▸ DIRECTIONS FOR THIS TASK: Locate all lines with the word "Gebühr" and copy them out.

▸ DATA ROWS:
"""
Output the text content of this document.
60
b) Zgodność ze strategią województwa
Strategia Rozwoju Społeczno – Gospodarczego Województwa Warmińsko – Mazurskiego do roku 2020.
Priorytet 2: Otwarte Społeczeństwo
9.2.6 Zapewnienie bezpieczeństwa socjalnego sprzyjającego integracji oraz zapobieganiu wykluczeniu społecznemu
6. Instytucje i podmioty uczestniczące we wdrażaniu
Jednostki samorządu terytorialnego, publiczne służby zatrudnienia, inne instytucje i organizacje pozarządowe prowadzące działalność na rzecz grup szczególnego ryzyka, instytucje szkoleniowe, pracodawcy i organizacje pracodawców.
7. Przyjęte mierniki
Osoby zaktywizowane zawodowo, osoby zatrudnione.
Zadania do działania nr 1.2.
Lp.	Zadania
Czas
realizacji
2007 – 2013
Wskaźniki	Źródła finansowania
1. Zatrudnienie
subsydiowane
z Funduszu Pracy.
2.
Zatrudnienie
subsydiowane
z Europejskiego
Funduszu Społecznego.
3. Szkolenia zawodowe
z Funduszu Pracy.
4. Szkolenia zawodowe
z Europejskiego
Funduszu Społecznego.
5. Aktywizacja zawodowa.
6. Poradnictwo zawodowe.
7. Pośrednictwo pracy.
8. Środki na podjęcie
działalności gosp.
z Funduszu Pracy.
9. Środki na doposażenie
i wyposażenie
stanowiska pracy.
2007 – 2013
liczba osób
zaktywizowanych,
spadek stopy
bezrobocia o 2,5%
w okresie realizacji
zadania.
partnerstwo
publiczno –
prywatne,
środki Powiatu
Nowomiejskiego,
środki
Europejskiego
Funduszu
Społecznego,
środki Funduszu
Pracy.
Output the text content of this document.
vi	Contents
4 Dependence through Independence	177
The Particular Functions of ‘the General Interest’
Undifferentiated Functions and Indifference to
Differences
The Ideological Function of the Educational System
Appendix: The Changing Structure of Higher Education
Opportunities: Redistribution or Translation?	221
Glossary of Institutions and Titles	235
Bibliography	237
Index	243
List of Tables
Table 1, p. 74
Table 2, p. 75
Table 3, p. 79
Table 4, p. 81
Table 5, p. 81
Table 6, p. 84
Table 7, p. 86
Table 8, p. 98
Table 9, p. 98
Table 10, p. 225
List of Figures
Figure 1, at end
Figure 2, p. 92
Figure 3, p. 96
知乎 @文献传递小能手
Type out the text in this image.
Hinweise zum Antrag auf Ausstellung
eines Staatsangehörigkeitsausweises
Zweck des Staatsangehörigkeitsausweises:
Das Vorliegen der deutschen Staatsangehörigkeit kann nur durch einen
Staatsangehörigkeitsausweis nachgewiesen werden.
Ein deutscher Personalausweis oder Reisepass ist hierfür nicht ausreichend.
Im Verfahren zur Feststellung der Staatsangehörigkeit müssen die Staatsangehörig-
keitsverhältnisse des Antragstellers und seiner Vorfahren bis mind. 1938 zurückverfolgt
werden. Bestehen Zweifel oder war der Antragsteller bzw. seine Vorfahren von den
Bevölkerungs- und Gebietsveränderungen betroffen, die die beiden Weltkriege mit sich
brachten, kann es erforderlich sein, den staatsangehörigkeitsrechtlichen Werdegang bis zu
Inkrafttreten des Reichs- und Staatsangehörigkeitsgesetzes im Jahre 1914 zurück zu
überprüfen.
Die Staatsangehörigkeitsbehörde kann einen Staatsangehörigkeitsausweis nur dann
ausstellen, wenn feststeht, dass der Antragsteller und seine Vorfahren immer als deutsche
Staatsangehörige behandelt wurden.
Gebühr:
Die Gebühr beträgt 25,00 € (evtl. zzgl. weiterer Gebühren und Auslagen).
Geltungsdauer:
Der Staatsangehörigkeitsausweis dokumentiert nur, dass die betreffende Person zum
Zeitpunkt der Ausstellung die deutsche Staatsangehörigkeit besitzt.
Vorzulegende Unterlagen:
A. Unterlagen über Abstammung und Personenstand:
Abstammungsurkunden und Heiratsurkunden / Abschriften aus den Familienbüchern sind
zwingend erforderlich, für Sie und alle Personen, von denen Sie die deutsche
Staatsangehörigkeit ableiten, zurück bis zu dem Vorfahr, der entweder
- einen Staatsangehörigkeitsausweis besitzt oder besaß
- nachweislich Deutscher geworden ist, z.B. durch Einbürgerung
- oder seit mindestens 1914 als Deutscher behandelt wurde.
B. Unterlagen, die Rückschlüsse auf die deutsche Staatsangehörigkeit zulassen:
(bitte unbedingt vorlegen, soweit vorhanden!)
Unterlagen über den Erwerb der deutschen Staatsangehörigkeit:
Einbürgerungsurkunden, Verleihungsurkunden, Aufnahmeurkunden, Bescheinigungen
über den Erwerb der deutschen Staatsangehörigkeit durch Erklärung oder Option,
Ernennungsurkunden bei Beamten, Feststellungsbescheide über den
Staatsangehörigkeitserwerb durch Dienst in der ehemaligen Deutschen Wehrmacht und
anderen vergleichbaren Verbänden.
"""
▸ RESULT FOR THIS TASK:
Gebühr:
Die Gebühr beträgt 25,00 € (evtl. zzgl. weiterer Gebühren und Auslagen).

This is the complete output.